= Written instruction =
Which lines of the records contain "Islanders"? Collect every one of them.

━━ Raw records

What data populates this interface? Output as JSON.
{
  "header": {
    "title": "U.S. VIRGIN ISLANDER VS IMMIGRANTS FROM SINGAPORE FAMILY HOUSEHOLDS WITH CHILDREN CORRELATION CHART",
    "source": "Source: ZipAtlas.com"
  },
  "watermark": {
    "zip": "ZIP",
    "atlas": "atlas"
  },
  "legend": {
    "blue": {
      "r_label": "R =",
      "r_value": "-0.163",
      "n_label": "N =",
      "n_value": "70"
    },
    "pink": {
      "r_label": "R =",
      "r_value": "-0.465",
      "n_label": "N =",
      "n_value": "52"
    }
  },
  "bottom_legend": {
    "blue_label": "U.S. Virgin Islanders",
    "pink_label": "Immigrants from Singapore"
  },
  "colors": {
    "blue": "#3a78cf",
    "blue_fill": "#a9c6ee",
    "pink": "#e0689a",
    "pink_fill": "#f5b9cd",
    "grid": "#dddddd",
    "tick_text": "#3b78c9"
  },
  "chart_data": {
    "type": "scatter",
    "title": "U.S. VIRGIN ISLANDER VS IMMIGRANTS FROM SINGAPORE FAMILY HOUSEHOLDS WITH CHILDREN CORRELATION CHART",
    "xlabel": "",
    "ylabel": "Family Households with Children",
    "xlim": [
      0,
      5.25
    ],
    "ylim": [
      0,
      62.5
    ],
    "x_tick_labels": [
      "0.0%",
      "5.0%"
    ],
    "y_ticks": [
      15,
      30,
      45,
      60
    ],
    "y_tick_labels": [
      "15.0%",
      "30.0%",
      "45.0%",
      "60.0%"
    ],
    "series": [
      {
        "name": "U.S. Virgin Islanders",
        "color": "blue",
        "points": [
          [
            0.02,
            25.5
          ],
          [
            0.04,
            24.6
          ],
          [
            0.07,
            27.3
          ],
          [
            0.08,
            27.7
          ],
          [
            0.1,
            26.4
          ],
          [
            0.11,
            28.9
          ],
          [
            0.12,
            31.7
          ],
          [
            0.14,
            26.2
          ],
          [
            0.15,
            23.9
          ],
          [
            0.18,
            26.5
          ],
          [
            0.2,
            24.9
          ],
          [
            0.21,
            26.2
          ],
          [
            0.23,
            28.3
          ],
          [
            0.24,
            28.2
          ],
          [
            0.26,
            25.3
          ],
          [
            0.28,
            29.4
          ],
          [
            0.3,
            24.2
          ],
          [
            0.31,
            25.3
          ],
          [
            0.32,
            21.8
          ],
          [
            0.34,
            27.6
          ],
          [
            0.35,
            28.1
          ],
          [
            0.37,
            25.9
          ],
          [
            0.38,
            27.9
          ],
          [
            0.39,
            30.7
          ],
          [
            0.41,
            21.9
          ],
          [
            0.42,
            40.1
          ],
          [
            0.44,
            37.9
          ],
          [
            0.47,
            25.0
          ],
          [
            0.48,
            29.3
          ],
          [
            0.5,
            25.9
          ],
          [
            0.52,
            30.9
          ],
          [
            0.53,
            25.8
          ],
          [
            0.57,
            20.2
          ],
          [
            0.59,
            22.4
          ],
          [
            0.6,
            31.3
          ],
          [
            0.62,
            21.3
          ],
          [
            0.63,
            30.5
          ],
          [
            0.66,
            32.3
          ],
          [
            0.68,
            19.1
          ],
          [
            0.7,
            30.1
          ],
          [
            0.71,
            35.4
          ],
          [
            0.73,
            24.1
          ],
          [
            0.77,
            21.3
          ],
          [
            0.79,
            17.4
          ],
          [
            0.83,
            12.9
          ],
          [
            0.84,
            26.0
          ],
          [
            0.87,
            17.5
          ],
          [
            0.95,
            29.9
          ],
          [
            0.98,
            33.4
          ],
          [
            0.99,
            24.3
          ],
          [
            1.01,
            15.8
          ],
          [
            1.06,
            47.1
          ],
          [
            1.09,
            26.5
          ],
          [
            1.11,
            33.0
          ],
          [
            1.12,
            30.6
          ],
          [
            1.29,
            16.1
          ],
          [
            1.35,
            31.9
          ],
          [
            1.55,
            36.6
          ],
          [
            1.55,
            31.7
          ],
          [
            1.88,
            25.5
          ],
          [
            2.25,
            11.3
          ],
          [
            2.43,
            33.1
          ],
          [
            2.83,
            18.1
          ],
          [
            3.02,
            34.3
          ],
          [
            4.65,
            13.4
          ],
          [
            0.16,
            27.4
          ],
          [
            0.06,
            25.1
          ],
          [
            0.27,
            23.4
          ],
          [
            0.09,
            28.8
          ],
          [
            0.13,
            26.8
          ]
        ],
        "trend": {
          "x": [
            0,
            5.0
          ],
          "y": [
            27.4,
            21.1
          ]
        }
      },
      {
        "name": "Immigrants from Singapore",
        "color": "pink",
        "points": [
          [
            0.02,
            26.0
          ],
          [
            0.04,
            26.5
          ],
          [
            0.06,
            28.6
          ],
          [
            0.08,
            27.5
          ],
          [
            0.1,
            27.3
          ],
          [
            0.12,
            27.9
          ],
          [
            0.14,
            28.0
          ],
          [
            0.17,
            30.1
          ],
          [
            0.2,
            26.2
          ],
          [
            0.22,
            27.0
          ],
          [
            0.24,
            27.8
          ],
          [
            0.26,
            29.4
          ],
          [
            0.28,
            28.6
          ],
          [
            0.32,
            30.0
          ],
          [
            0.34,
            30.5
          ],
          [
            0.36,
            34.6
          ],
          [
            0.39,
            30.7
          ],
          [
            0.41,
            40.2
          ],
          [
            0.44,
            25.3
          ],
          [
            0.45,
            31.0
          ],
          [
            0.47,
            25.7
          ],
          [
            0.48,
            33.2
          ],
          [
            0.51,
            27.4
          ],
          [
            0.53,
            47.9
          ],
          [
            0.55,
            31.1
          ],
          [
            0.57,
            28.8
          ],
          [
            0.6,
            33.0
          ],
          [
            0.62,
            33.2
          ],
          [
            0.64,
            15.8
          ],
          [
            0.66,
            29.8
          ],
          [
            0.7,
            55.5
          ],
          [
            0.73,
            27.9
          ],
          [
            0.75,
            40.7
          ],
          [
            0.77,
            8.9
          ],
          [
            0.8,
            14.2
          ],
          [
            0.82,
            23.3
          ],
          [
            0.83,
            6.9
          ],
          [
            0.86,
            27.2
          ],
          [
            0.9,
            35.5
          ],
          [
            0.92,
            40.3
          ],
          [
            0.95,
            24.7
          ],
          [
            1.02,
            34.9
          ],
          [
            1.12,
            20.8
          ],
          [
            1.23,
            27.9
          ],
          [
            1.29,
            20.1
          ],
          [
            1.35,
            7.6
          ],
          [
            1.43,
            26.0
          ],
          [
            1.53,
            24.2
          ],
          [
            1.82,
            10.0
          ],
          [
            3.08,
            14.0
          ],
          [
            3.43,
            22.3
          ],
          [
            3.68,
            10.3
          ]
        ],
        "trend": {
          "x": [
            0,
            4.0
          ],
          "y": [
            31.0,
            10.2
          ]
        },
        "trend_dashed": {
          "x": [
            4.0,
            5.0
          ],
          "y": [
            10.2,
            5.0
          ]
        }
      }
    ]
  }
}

━━━━

= Finished answer =
    "blue_label": "U.S. Virgin Islanders",
        "name": "U.S. Virgin Islanders",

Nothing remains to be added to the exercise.